Find the word "Promthan" in the data. Return every line where it appears.

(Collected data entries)
╔══
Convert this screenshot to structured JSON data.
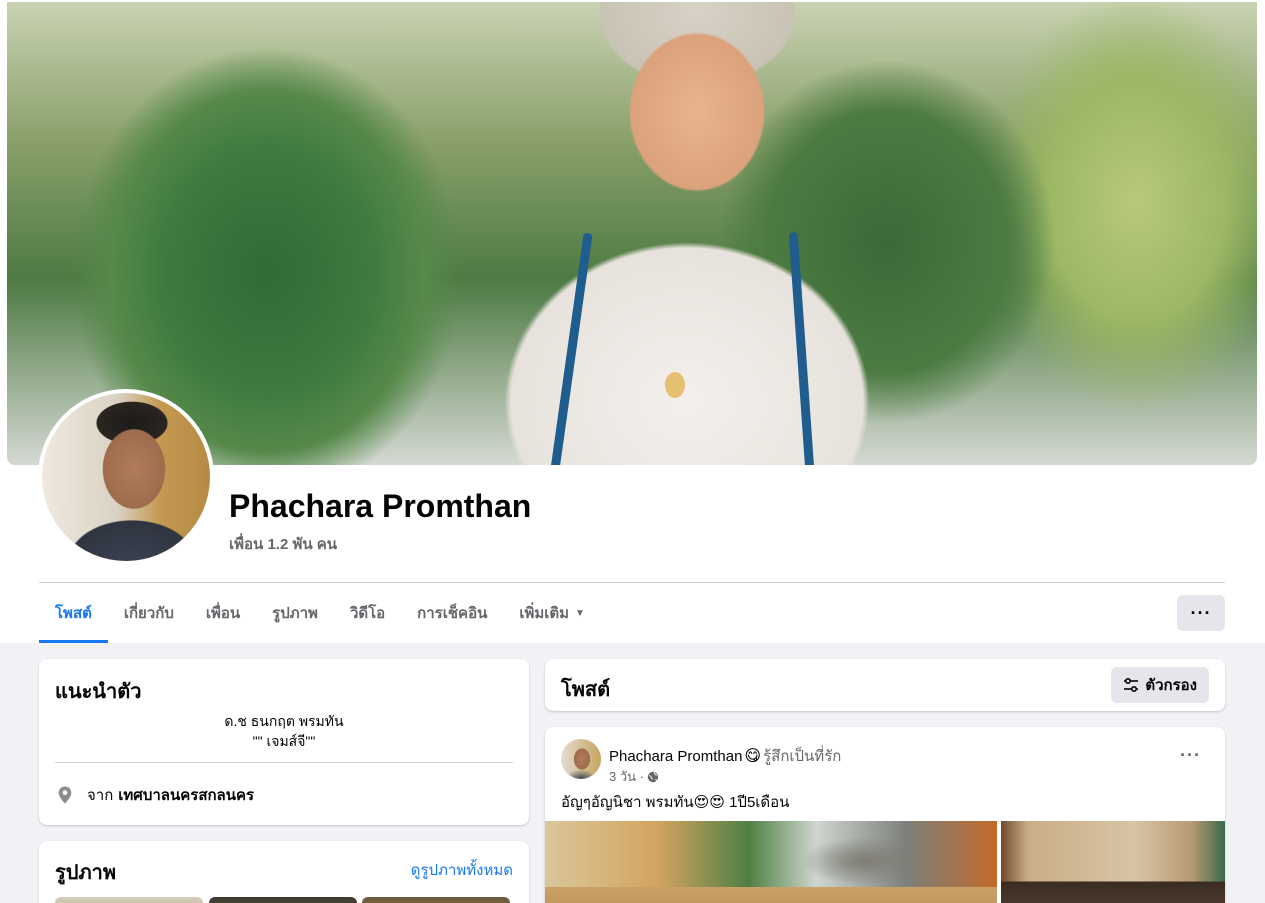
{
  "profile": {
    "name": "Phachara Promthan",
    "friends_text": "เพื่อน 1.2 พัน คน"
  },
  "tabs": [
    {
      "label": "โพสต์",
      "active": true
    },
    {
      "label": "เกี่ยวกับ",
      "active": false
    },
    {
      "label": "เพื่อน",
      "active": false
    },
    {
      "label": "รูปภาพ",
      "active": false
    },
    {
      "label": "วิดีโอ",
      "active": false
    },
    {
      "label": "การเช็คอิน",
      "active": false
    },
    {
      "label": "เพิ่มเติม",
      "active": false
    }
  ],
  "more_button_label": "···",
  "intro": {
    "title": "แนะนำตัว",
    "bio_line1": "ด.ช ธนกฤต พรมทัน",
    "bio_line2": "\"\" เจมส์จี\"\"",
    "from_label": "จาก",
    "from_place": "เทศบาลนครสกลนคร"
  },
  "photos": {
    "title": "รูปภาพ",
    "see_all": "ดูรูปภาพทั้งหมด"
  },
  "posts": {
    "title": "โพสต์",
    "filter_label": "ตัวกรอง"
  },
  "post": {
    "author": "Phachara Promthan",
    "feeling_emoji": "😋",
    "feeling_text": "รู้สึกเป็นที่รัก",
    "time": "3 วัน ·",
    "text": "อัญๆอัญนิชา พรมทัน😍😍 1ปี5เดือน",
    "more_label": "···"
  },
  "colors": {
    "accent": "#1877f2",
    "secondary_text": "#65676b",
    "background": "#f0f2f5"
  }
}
╚══
╔══
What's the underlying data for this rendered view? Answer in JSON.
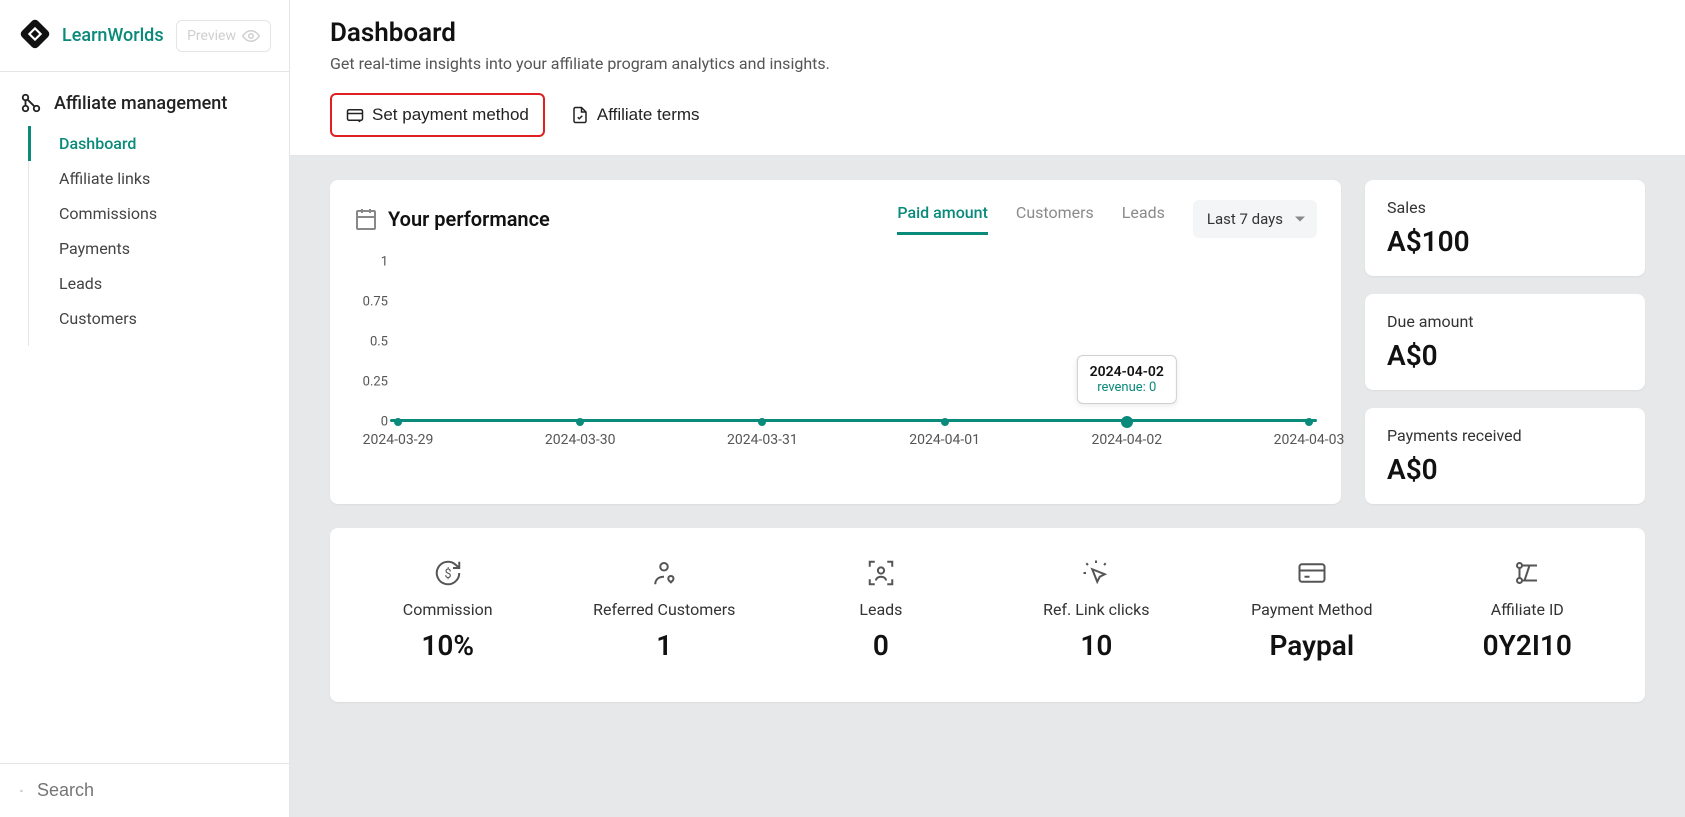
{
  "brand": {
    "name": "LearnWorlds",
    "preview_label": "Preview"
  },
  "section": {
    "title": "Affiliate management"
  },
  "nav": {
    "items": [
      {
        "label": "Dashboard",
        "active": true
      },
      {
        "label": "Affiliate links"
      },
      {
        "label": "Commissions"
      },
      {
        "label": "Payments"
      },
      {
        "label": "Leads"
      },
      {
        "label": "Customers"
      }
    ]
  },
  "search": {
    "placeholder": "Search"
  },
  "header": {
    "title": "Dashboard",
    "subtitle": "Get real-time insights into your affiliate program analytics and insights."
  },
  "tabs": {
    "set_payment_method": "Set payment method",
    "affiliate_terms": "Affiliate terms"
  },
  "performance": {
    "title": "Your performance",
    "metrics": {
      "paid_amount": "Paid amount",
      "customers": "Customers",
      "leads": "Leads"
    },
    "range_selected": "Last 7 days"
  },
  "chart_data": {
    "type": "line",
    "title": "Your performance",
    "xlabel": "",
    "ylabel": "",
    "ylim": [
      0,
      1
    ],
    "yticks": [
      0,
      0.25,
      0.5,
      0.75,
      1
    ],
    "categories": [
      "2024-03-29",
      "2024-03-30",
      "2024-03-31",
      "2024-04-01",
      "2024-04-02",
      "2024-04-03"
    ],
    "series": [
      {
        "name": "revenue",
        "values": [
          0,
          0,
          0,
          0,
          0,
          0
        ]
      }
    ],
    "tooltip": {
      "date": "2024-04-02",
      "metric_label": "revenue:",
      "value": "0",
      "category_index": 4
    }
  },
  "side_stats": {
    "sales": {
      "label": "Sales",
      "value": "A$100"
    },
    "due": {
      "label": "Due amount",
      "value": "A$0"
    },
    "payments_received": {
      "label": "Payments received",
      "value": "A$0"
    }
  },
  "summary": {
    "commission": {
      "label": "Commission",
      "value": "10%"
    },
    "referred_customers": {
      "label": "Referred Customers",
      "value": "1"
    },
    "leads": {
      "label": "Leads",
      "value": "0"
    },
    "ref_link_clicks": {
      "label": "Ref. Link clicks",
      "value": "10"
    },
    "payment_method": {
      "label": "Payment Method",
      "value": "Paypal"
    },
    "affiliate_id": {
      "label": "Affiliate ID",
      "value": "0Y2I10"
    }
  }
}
╚══
* **TASK SOLUTION**
    "name": "Phachara Promthan",
    "author": "Phachara Promthan",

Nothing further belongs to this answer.